** begin Working data **

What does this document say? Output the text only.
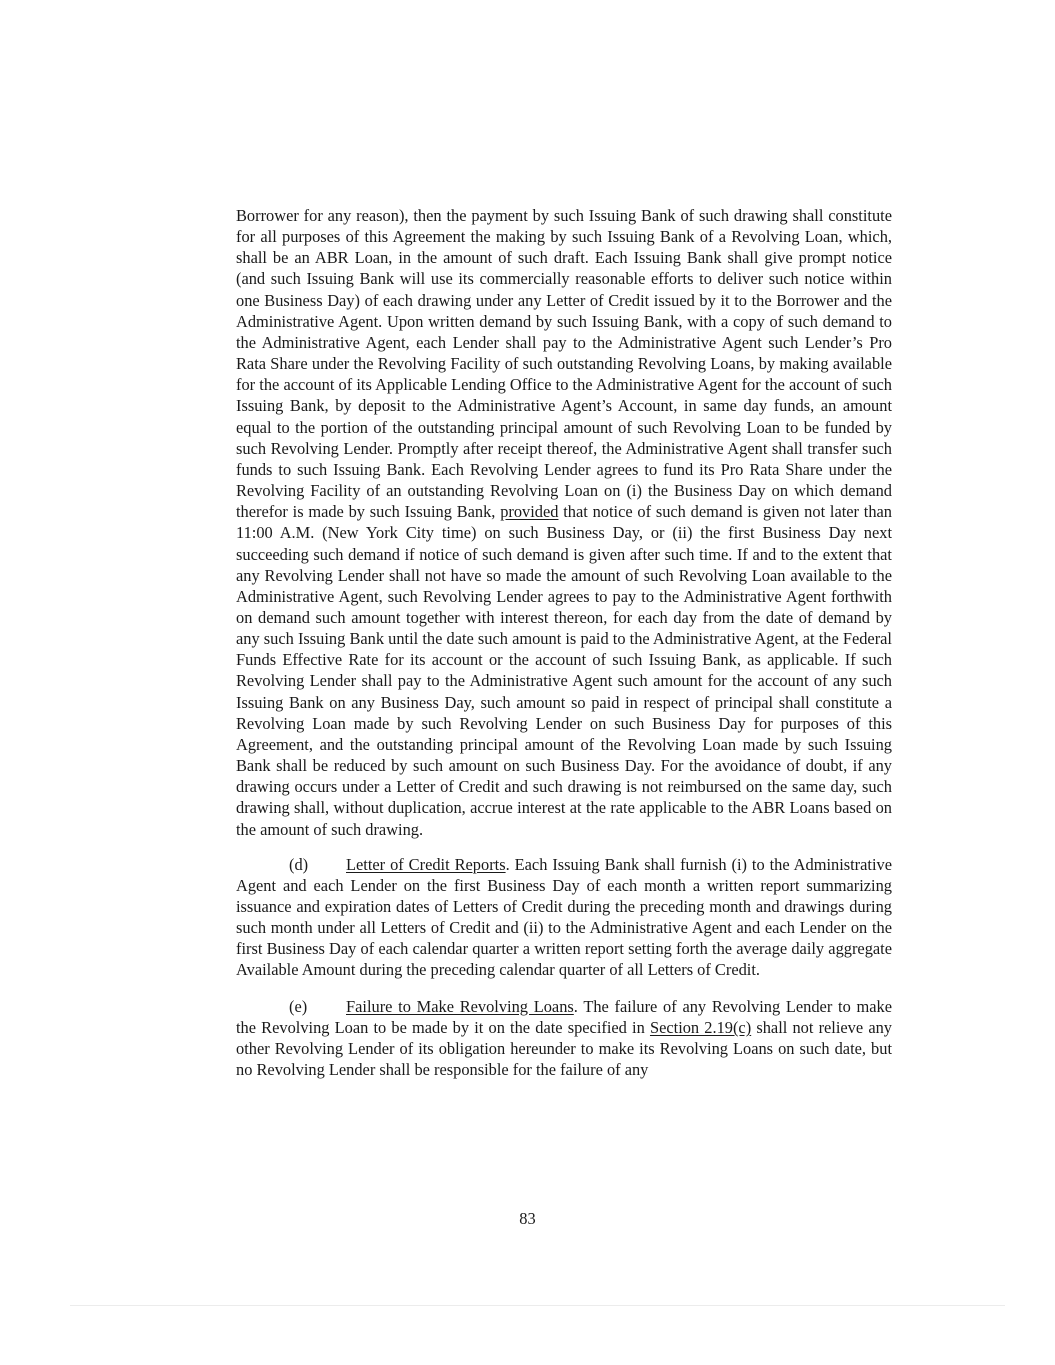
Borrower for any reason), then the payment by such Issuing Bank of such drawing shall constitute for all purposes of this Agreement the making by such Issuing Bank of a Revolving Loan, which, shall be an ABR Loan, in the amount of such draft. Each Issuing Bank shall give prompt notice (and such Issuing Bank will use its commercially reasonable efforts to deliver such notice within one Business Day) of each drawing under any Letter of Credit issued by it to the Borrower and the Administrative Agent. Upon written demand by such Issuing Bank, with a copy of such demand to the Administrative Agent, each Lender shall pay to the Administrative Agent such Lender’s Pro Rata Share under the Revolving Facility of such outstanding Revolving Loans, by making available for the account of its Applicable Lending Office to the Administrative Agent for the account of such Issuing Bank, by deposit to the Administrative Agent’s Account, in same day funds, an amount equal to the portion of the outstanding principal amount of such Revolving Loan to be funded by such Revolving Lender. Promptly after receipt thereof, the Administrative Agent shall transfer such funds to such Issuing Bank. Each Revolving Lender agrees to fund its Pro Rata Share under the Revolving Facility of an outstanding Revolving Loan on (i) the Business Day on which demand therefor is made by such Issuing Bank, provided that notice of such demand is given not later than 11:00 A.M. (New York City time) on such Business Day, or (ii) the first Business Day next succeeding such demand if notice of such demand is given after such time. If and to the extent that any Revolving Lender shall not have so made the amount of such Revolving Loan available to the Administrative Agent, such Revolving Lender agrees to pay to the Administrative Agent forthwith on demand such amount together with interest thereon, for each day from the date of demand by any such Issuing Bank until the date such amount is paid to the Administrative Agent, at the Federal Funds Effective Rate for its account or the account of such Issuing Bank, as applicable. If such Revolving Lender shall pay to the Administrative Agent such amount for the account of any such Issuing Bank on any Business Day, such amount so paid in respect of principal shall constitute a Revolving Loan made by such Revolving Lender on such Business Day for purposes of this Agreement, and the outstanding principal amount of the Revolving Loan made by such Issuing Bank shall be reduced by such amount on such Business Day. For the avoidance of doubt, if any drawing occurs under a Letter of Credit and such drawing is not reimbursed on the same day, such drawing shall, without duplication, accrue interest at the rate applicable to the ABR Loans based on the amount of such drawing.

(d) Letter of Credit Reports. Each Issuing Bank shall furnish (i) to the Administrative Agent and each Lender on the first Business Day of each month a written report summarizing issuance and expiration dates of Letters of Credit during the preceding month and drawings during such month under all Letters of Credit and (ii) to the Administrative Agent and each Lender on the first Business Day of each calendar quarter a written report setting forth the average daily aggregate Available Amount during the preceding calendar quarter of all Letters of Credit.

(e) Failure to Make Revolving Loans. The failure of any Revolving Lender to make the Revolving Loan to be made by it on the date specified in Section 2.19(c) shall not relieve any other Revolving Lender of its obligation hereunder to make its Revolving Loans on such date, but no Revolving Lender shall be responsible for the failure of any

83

** end Working data **
** begin Working data **

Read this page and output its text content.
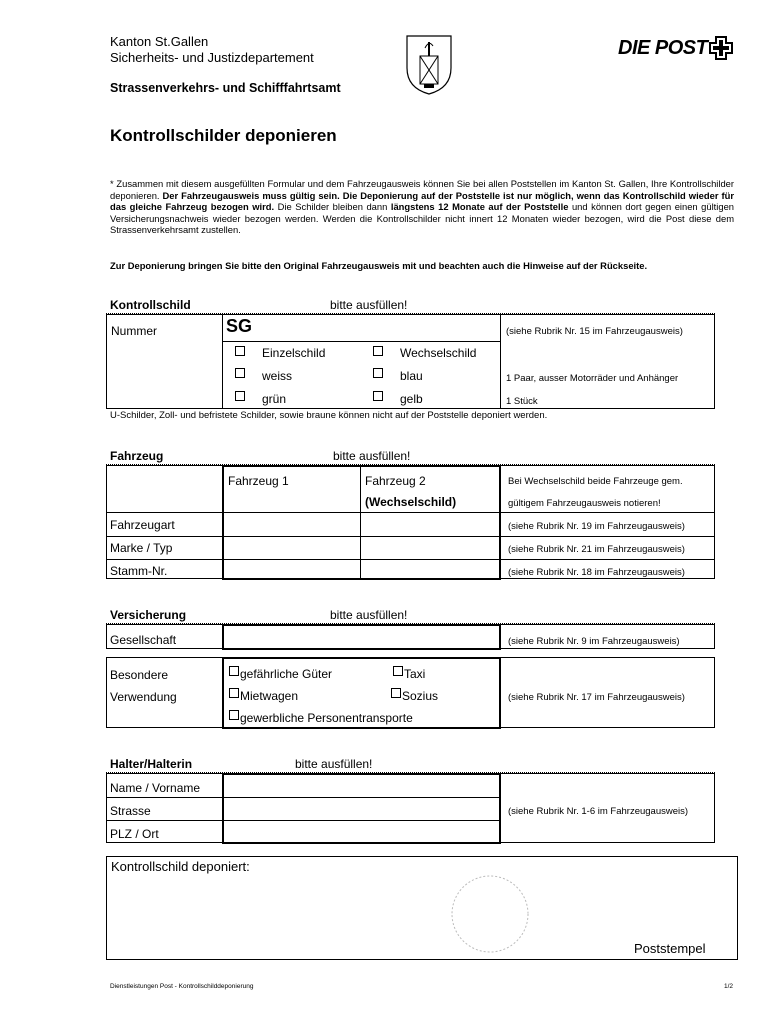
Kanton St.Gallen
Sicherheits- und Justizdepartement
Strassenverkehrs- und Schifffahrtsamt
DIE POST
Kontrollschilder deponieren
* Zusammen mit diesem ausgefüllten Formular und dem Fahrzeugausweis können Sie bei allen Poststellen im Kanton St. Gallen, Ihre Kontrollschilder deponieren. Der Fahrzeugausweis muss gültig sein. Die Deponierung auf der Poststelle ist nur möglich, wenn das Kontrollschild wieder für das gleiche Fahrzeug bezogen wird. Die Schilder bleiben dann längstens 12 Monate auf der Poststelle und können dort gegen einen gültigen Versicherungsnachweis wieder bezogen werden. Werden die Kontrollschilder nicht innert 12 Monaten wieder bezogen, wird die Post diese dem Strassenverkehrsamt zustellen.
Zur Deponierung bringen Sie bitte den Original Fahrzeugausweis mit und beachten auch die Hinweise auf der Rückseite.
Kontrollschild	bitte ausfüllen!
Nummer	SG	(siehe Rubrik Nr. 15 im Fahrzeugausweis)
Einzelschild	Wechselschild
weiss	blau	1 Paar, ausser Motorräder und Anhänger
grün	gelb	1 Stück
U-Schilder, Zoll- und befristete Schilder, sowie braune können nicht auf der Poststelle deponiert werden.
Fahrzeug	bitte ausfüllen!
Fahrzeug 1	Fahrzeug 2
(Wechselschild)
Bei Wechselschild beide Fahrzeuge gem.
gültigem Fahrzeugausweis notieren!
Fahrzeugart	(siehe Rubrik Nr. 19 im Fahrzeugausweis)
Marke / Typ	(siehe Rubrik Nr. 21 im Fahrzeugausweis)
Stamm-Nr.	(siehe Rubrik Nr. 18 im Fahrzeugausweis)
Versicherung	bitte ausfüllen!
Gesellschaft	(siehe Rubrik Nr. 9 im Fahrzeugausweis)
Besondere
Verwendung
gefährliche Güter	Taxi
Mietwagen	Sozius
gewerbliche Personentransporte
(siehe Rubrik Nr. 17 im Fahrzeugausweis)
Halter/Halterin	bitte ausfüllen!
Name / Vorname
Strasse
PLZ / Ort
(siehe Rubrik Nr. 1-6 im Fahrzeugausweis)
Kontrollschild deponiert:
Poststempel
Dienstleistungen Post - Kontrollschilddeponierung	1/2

** end Working data **

> _Stated problem_
Give the number of lines that carry the word "werden", with nothing added.

> _Response to the task_
2